Word-for-word reproduction, images excluded: copy every entry below.

****************

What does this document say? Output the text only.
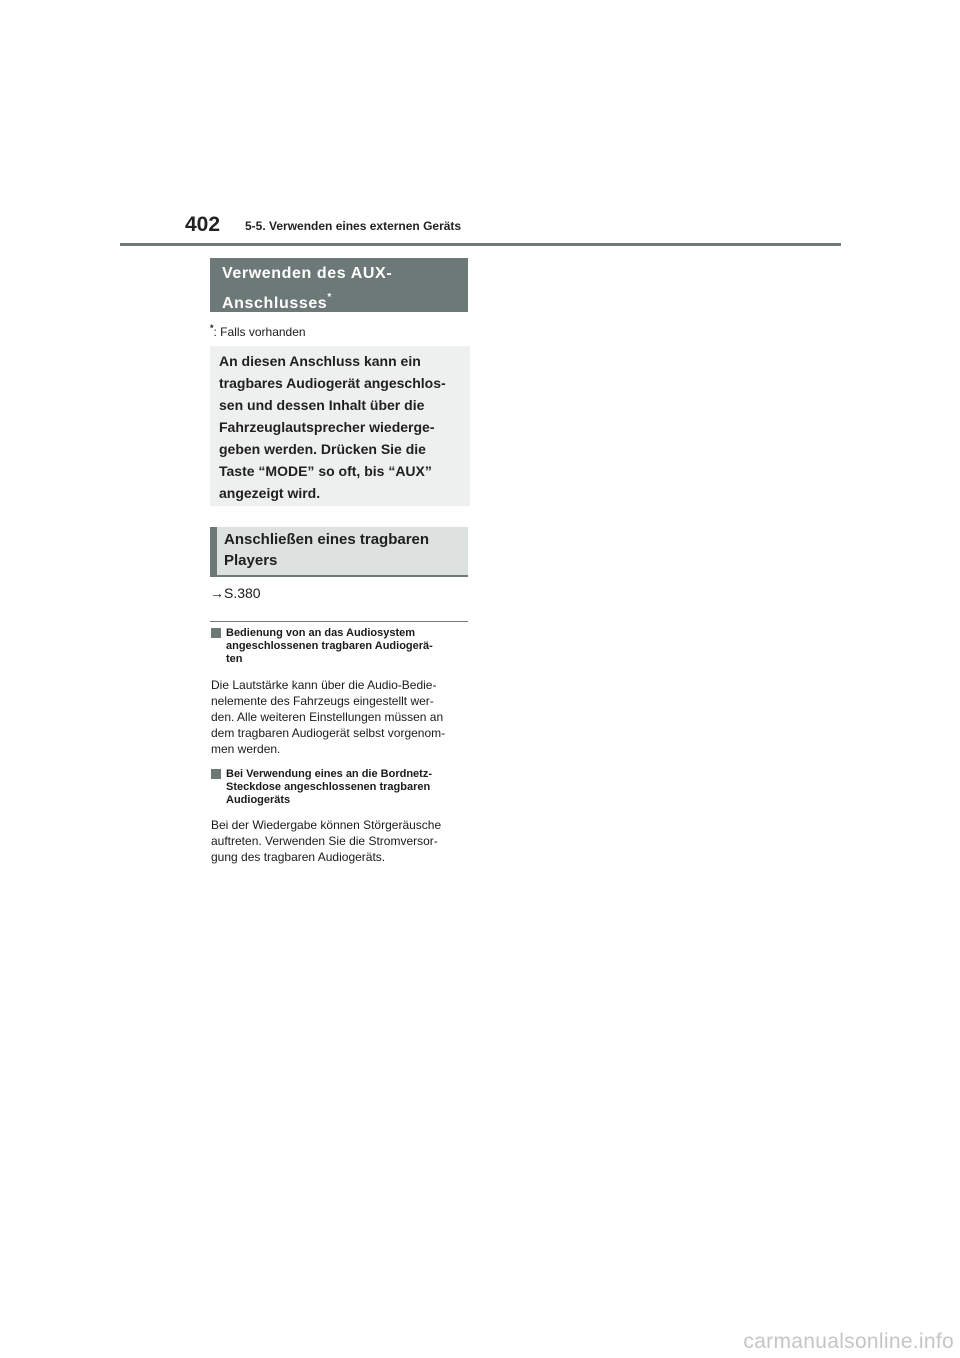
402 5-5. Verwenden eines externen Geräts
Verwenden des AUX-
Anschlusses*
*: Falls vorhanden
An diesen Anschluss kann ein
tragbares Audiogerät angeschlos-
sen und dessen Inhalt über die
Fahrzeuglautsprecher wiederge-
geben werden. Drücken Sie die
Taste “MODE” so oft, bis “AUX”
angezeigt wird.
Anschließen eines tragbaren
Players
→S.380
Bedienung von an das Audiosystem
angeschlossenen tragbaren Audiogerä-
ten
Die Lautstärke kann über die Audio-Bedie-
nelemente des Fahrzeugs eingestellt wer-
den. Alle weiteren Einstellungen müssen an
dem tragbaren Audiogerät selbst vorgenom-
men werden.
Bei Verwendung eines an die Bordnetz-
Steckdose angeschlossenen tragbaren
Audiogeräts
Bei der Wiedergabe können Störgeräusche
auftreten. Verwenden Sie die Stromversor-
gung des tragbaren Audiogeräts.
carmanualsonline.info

****************

— Exercise solution —
What does this document say? Output the text only.
402 5-5. Verwenden eines externen Geräts
Verwenden des AUX-
Anschlusses*
*: Falls vorhanden
An diesen Anschluss kann ein
tragbares Audiogerät angeschlos-
sen und dessen Inhalt über die
Fahrzeuglautsprecher wiederge-
geben werden. Drücken Sie die
Taste “MODE” so oft, bis “AUX”
angezeigt wird.
Anschließen eines tragbaren
Players
→S.380
Bedienung von an das Audiosystem
angeschlossenen tragbaren Audiogerä-
ten
Die Lautstärke kann über die Audio-Bedie-
nelemente des Fahrzeugs eingestellt wer-
den. Alle weiteren Einstellungen müssen an
dem tragbaren Audiogerät selbst vorgenom-
men werden.
Bei Verwendung eines an die Bordnetz-
Steckdose angeschlossenen tragbaren
Audiogeräts
Bei der Wiedergabe können Störgeräusche
auftreten. Verwenden Sie die Stromversor-
gung des tragbaren Audiogeräts.
carmanualsonline.info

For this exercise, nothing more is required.